▶ The task:
Please answer these questions from the surgical case report:
(a) What outflow tract gradient did Doppler echocardiography show at rest?
(b) What temperature was used for cardiopulmonary bypass?
(c) What suture closed the aortotomy?

The patient was a 61-year-old man with hypertrophic obstructive cardiomyopathy with severe heart failure symptoms (New York Heart Association functional class III). His cardiovascular history included dyslipidemia, smoking, and the death of his father by sudden death. Transthoracic echocardiography showed mild septal hypertrophy (17 mm) confined mainly to anterior, lower-basal, and medium portions of the septum, systolic anterior motion (SAM) of the anterior leaflet of the mitral valve (MV) with mitral septal contact, and moderate left atrial dilation (46 ml/m2). Doppler echocardiography revealed an outflow tract gradient of 80 mm Hg at rest, and the gradient increased to 122 mm Hg upon Valsalva maneuver.
Systematically, in the operating room and prior to incision, the intraoperative transesophageal echocardiogram (TEE) was reviewed. A standard median sternotomy was preferred to provide adequate access to both the aorta and the left ventricle. The patient was placed on cardiopulmonary bypass using moderate hypothermia (32 degrees Celsius). The aorta was cross-clamped, and anterograde and retrograde cold crystalloid cardioplegia was delivered. After transverse aortotomy and retraction of the aortic valve leaflets, the extent of septal hypertrophy and the mitral valve were evaluated.
The authors proceeded to perform the extended myectomy of the basal septum but without exceeding a thickness of 5 mm, given the 17 mm thickness observed on imaging. Briefly, two parallel incisions were made 8 - 10 mm below the nadir of the right coronary valve, extending to the base of the papillary muscles in the form of a trapezoid. The resection was completed apically, and continued to the left to the anterior leaflet of the MV and to the right to the medial postoperative commissure. Two second-order chordae of the anterior valve were resected. Finally, the authors plied the anterior mitral valve using three separate stitches with proline 5-0 sutures. To determine the extent of plication, they integrated the preoperative echo, the degree of SAM, the size of the mitral valve, and the slack and redundancy of the anterior leaflet as assessed with the nerve hook. In general, this results in a plication of 2 - 5 mm, depending on the amount of redundancy and the size of the anterior leaflet.
After final inspection, and irrigation and suctioning to remove any possible residual loose pieces of muscle, the aortotomy was closed with a running 5-0 proline suture as the patient was rewarmed and the heart allowed to fill passively with blood. Standard de-airing was carried out as the cross-clamp was removed. As soon as contractility was restored, the result could be assessed by either partial bypass or temporarily suspending it altogether. Adequacy of the resection and mitral insufficiency was examined.
Intraoperative TEE showed that the MV coaptation point had moved away from the left ventricular outflow tract to a more posterior and normal position within the left ventricular cavity, and that the MV SAM and MV regurgitation were absent. The sternotomy was closed in a standard fashion. The patient had a normal echocardiogram with adequate gradients at a follow-up visit one month postoperatively.

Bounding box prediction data
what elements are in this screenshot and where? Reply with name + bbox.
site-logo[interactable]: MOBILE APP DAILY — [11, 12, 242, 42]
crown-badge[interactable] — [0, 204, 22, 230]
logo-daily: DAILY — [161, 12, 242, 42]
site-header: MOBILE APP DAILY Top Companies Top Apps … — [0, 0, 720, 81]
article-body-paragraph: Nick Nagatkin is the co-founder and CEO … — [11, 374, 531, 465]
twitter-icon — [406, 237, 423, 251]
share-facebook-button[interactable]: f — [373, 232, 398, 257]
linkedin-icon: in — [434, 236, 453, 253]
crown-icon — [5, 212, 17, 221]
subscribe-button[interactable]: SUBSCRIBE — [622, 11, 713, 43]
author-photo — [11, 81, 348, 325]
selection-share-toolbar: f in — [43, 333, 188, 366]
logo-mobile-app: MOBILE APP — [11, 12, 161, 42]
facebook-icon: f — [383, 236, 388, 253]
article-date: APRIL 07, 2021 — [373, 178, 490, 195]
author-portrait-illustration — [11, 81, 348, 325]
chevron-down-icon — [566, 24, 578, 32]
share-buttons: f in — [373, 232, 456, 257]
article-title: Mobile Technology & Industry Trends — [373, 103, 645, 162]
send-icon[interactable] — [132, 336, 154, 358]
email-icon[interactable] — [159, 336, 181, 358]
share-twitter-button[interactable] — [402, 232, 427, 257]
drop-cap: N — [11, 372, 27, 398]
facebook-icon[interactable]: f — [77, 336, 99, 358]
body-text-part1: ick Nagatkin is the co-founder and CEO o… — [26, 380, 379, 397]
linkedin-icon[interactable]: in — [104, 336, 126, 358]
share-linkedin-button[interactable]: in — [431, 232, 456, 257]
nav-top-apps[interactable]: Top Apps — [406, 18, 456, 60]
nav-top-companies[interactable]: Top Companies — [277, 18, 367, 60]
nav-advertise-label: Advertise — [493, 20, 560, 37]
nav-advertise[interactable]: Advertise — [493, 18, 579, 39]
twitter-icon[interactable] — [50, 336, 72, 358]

▶ Written reply:
(a) 80 mm Hg
(b) 32 degrees Celsius
(c) A running 5-0 proline suture